* [What is expected]:
Reproduce each line from the records that holds "title".

* [Data for this task]:

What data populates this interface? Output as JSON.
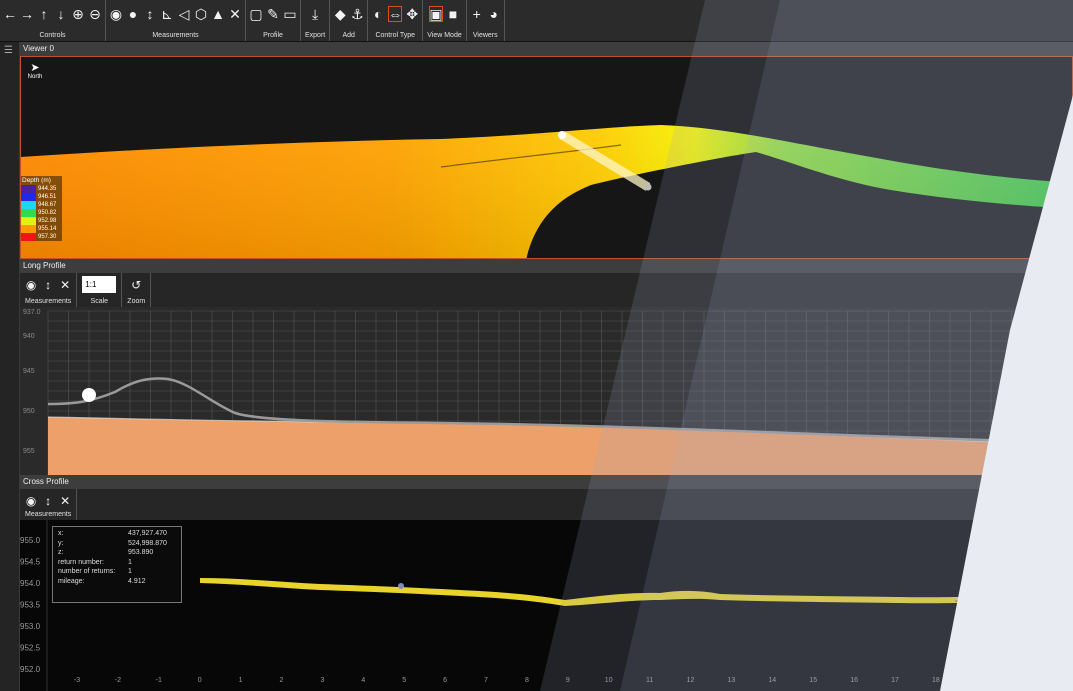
{
  "toolbar": {
    "groups": [
      {
        "label": "Controls",
        "icons": [
          "←",
          "→",
          "↑",
          "↓",
          "⊕",
          "⊖"
        ]
      },
      {
        "label": "Measurements",
        "icons": [
          "◉",
          "●",
          "↕",
          "⊾",
          "◁",
          "⬡",
          "▲",
          "✕"
        ]
      },
      {
        "label": "Profile",
        "icons": [
          "▢",
          "✎",
          "▭"
        ]
      },
      {
        "label": "Export",
        "icons": [
          "⤓"
        ]
      },
      {
        "label": "Add",
        "icons": [
          "◆",
          "⚓"
        ]
      },
      {
        "label": "Control Type",
        "icons": [
          "◐",
          "⇔",
          "✥"
        ]
      },
      {
        "label": "View Mode",
        "icons": [
          "▣",
          "■"
        ]
      },
      {
        "label": "Viewers",
        "icons": [
          "+",
          "◕"
        ]
      }
    ]
  },
  "viewer": {
    "title": "Viewer 0",
    "north_label": "North",
    "legend": {
      "title": "Depth (m)",
      "entries": [
        {
          "value": "944.35",
          "color": "#4b1fa8"
        },
        {
          "value": "946.51",
          "color": "#1f29e6"
        },
        {
          "value": "948.67",
          "color": "#1fd6f0"
        },
        {
          "value": "950.82",
          "color": "#2fdc4a"
        },
        {
          "value": "952.98",
          "color": "#e6ef14"
        },
        {
          "value": "955.14",
          "color": "#ff9a00"
        },
        {
          "value": "957.30",
          "color": "#f01414"
        }
      ]
    }
  },
  "long_profile": {
    "title": "Long Profile",
    "tools": {
      "measurements_label": "Measurements",
      "scale_label": "Scale",
      "scale_value": "1:1",
      "zoom_label": "Zoom"
    },
    "y_ticks": [
      "937.0",
      "940",
      "945",
      "950",
      "955"
    ]
  },
  "cross_profile": {
    "title": "Cross Profile",
    "tools": {
      "measurements_label": "Measurements"
    },
    "y_ticks": [
      "955.0",
      "954.5",
      "954.0",
      "953.5",
      "953.0",
      "952.5",
      "952.0"
    ],
    "x_ticks": [
      "-3",
      "-2",
      "-1",
      "0",
      "1",
      "2",
      "3",
      "4",
      "5",
      "6",
      "7",
      "8",
      "9",
      "10",
      "11",
      "12",
      "13",
      "14",
      "15",
      "16",
      "17",
      "18"
    ],
    "info": [
      {
        "key": "x:",
        "value": "437,927.470"
      },
      {
        "key": "y:",
        "value": "524,998.870"
      },
      {
        "key": "z:",
        "value": "953.890"
      },
      {
        "key": "return number:",
        "value": "1"
      },
      {
        "key": "number of returns:",
        "value": "1"
      },
      {
        "key": "mileage:",
        "value": "4.912"
      }
    ]
  }
}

* [Result]:
    "title": "Viewer 0",
      "title": "Depth (m)",
    "title": "Long Profile",
    "title": "Cross Profile",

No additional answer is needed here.